> _Exercise_:
Render the following material again verbatim, leaving nothing out.

Dataset entries:
***

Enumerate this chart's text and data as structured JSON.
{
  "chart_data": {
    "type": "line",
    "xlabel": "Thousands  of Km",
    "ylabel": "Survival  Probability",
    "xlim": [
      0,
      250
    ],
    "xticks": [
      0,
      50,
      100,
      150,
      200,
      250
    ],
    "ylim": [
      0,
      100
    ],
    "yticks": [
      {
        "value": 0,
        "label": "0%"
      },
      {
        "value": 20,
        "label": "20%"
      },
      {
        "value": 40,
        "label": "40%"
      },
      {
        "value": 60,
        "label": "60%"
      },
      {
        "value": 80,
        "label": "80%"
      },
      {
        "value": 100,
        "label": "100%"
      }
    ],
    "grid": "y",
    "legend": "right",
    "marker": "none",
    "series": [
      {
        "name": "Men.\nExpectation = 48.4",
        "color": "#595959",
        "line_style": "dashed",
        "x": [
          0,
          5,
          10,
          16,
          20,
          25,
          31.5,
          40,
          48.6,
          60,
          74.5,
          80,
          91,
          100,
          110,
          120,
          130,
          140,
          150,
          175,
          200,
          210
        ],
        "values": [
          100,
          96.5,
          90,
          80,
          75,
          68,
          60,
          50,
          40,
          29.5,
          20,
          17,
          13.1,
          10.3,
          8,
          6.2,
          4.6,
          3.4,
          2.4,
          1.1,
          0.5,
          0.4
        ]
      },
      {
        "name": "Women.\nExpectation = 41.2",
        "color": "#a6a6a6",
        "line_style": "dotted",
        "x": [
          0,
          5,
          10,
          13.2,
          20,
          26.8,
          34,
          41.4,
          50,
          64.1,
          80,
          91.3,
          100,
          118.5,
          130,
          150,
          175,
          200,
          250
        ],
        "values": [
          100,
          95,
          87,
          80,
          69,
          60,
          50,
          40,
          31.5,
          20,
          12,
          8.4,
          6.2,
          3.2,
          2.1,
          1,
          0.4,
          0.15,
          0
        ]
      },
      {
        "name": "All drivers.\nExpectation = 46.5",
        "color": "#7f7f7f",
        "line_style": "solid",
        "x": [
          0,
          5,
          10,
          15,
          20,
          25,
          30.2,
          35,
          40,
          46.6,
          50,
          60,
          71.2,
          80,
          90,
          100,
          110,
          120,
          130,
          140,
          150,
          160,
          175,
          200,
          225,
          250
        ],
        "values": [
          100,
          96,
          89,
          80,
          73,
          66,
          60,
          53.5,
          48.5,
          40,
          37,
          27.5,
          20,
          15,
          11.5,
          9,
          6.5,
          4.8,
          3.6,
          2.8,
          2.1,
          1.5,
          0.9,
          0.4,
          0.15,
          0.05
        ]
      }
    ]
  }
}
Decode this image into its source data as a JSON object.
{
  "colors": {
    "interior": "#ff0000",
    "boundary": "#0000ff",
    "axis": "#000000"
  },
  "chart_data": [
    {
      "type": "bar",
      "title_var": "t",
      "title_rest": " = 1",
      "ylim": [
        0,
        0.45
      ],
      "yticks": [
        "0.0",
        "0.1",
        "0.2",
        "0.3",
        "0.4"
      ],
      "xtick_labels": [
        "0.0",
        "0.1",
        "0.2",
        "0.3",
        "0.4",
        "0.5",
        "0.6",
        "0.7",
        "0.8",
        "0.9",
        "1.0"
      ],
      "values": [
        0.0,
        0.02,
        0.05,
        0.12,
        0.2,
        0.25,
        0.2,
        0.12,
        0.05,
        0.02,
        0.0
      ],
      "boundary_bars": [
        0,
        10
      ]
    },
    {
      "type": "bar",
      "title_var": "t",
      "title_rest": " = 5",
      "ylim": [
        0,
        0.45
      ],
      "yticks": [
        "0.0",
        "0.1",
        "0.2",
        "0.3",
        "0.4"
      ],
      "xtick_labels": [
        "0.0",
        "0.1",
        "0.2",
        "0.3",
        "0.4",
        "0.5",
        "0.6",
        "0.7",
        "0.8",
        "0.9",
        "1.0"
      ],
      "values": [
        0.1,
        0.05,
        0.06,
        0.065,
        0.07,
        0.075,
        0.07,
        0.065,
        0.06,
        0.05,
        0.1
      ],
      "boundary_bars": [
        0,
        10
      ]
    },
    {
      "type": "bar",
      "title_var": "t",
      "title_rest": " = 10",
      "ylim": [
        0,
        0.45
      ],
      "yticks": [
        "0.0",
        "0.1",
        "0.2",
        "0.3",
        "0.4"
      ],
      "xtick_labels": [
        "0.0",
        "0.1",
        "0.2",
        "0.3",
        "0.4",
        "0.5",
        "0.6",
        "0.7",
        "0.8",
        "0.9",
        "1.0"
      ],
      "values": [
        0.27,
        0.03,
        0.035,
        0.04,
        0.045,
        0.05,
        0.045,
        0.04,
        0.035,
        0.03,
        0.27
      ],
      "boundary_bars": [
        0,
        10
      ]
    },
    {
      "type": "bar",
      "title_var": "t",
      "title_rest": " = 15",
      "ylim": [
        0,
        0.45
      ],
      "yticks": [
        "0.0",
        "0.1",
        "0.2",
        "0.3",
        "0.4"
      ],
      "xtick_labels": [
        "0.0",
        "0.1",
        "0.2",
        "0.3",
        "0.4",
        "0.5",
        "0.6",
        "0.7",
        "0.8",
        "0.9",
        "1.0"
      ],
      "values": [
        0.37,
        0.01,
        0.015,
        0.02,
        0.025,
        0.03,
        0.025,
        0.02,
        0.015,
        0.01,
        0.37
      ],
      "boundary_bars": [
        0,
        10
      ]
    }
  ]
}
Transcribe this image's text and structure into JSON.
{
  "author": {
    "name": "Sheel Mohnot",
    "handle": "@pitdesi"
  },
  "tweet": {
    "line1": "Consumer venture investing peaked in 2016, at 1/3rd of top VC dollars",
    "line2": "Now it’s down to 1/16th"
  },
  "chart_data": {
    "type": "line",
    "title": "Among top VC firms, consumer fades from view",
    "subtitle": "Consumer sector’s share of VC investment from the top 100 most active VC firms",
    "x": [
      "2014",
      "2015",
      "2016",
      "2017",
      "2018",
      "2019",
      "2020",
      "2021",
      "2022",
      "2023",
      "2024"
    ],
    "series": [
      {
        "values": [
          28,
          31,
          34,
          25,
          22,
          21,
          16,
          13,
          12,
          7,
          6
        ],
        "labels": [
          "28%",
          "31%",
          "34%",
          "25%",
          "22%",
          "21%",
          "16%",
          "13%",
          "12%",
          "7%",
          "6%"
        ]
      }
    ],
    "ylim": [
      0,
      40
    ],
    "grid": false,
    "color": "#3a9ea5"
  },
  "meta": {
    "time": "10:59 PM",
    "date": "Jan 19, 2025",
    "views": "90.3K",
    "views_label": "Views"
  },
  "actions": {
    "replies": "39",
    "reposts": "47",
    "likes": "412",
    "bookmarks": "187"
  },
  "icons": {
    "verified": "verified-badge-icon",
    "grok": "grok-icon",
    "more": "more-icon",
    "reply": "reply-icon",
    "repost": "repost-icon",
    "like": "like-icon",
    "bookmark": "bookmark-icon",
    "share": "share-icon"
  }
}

***

> _Exercise response_:
Enumerate this chart's text and data as structured JSON.
{
  "chart_data": {
    "type": "line",
    "xlabel": "Thousands  of Km",
    "ylabel": "Survival  Probability",
    "xlim": [
      0,
      250
    ],
    "xticks": [
      0,
      50,
      100,
      150,
      200,
      250
    ],
    "ylim": [
      0,
      100
    ],
    "yticks": [
      {
        "value": 0,
        "label": "0%"
      },
      {
        "value": 20,
        "label": "20%"
      },
      {
        "value": 40,
        "label": "40%"
      },
      {
        "value": 60,
        "label": "60%"
      },
      {
        "value": 80,
        "label": "80%"
      },
      {
        "value": 100,
        "label": "100%"
      }
    ],
    "grid": "y",
    "legend": "right",
    "marker": "none",
    "series": [
      {
        "name": "Men.\nExpectation = 48.4",
        "color": "#595959",
        "line_style": "dashed",
        "x": [
          0,
          5,
          10,
          16,
          20,
          25,
          31.5,
          40,
          48.6,
          60,
          74.5,
          80,
          91,
          100,
          110,
          120,
          130,
          140,
          150,
          175,
          200,
          210
        ],
        "values": [
          100,
          96.5,
          90,
          80,
          75,
          68,
          60,
          50,
          40,
          29.5,
          20,
          17,
          13.1,
          10.3,
          8,
          6.2,
          4.6,
          3.4,
          2.4,
          1.1,
          0.5,
          0.4
        ]
      },
      {
        "name": "Women.\nExpectation = 41.2",
        "color": "#a6a6a6",
        "line_style": "dotted",
        "x": [
          0,
          5,
          10,
          13.2,
          20,
          26.8,
          34,
          41.4,
          50,
          64.1,
          80,
          91.3,
          100,
          118.5,
          130,
          150,
          175,
          200,
          250
        ],
        "values": [
          100,
          95,
          87,
          80,
          69,
          60,
          50,
          40,
          31.5,
          20,
          12,
          8.4,
          6.2,
          3.2,
          2.1,
          1,
          0.4,
          0.15,
          0
        ]
      },
      {
        "name": "All drivers.\nExpectation = 46.5",
        "color": "#7f7f7f",
        "line_style": "solid",
        "x": [
          0,
          5,
          10,
          15,
          20,
          25,
          30.2,
          35,
          40,
          46.6,
          50,
          60,
          71.2,
          80,
          90,
          100,
          110,
          120,
          130,
          140,
          150,
          160,
          175,
          200,
          225,
          250
        ],
        "values": [
          100,
          96,
          89,
          80,
          73,
          66,
          60,
          53.5,
          48.5,
          40,
          37,
          27.5,
          20,
          15,
          11.5,
          9,
          6.5,
          4.8,
          3.6,
          2.8,
          2.1,
          1.5,
          0.9,
          0.4,
          0.15,
          0.05
        ]
      }
    ]
  }
}
Decode this image into its source data as a JSON object.
{
  "colors": {
    "interior": "#ff0000",
    "boundary": "#0000ff",
    "axis": "#000000"
  },
  "chart_data": [
    {
      "type": "bar",
      "title_var": "t",
      "title_rest": " = 1",
      "ylim": [
        0,
        0.45
      ],
      "yticks": [
        "0.0",
        "0.1",
        "0.2",
        "0.3",
        "0.4"
      ],
      "xtick_labels": [
        "0.0",
        "0.1",
        "0.2",
        "0.3",
        "0.4",
        "0.5",
        "0.6",
        "0.7",
        "0.8",
        "0.9",
        "1.0"
      ],
      "values": [
        0.0,
        0.02,
        0.05,
        0.12,
        0.2,
        0.25,
        0.2,
        0.12,
        0.05,
        0.02,
        0.0
      ],
      "boundary_bars": [
        0,
        10
      ]
    },
    {
      "type": "bar",
      "title_var": "t",
      "title_rest": " = 5",
      "ylim": [
        0,
        0.45
      ],
      "yticks": [
        "0.0",
        "0.1",
        "0.2",
        "0.3",
        "0.4"
      ],
      "xtick_labels": [
        "0.0",
        "0.1",
        "0.2",
        "0.3",
        "0.4",
        "0.5",
        "0.6",
        "0.7",
        "0.8",
        "0.9",
        "1.0"
      ],
      "values": [
        0.1,
        0.05,
        0.06,
        0.065,
        0.07,
        0.075,
        0.07,
        0.065,
        0.06,
        0.05,
        0.1
      ],
      "boundary_bars": [
        0,
        10
      ]
    },
    {
      "type": "bar",
      "title_var": "t",
      "title_rest": " = 10",
      "ylim": [
        0,
        0.45
      ],
      "yticks": [
        "0.0",
        "0.1",
        "0.2",
        "0.3",
        "0.4"
      ],
      "xtick_labels": [
        "0.0",
        "0.1",
        "0.2",
        "0.3",
        "0.4",
        "0.5",
        "0.6",
        "0.7",
        "0.8",
        "0.9",
        "1.0"
      ],
      "values": [
        0.27,
        0.03,
        0.035,
        0.04,
        0.045,
        0.05,
        0.045,
        0.04,
        0.035,
        0.03,
        0.27
      ],
      "boundary_bars": [
        0,
        10
      ]
    },
    {
      "type": "bar",
      "title_var": "t",
      "title_rest": " = 15",
      "ylim": [
        0,
        0.45
      ],
      "yticks": [
        "0.0",
        "0.1",
        "0.2",
        "0.3",
        "0.4"
      ],
      "xtick_labels": [
        "0.0",
        "0.1",
        "0.2",
        "0.3",
        "0.4",
        "0.5",
        "0.6",
        "0.7",
        "0.8",
        "0.9",
        "1.0"
      ],
      "values": [
        0.37,
        0.01,
        0.015,
        0.02,
        0.025,
        0.03,
        0.025,
        0.02,
        0.015,
        0.01,
        0.37
      ],
      "boundary_bars": [
        0,
        10
      ]
    }
  ]
}
Transcribe this image's text and structure into JSON.
{
  "author": {
    "name": "Sheel Mohnot",
    "handle": "@pitdesi"
  },
  "tweet": {
    "line1": "Consumer venture investing peaked in 2016, at 1/3rd of top VC dollars",
    "line2": "Now it’s down to 1/16th"
  },
  "chart_data": {
    "type": "line",
    "title": "Among top VC firms, consumer fades from view",
    "subtitle": "Consumer sector’s share of VC investment from the top 100 most active VC firms",
    "x": [
      "2014",
      "2015",
      "2016",
      "2017",
      "2018",
      "2019",
      "2020",
      "2021",
      "2022",
      "2023",
      "2024"
    ],
    "series": [
      {
        "values": [
          28,
          31,
          34,
          25,
          22,
          21,
          16,
          13,
          12,
          7,
          6
        ],
        "labels": [
          "28%",
          "31%",
          "34%",
          "25%",
          "22%",
          "21%",
          "16%",
          "13%",
          "12%",
          "7%",
          "6%"
        ]
      }
    ],
    "ylim": [
      0,
      40
    ],
    "grid": false,
    "color": "#3a9ea5"
  },
  "meta": {
    "time": "10:59 PM",
    "date": "Jan 19, 2025",
    "views": "90.3K",
    "views_label": "Views"
  },
  "actions": {
    "replies": "39",
    "reposts": "47",
    "likes": "412",
    "bookmarks": "187"
  },
  "icons": {
    "verified": "verified-badge-icon",
    "grok": "grok-icon",
    "more": "more-icon",
    "reply": "reply-icon",
    "repost": "repost-icon",
    "like": "like-icon",
    "bookmark": "bookmark-icon",
    "share": "share-icon"
  }
}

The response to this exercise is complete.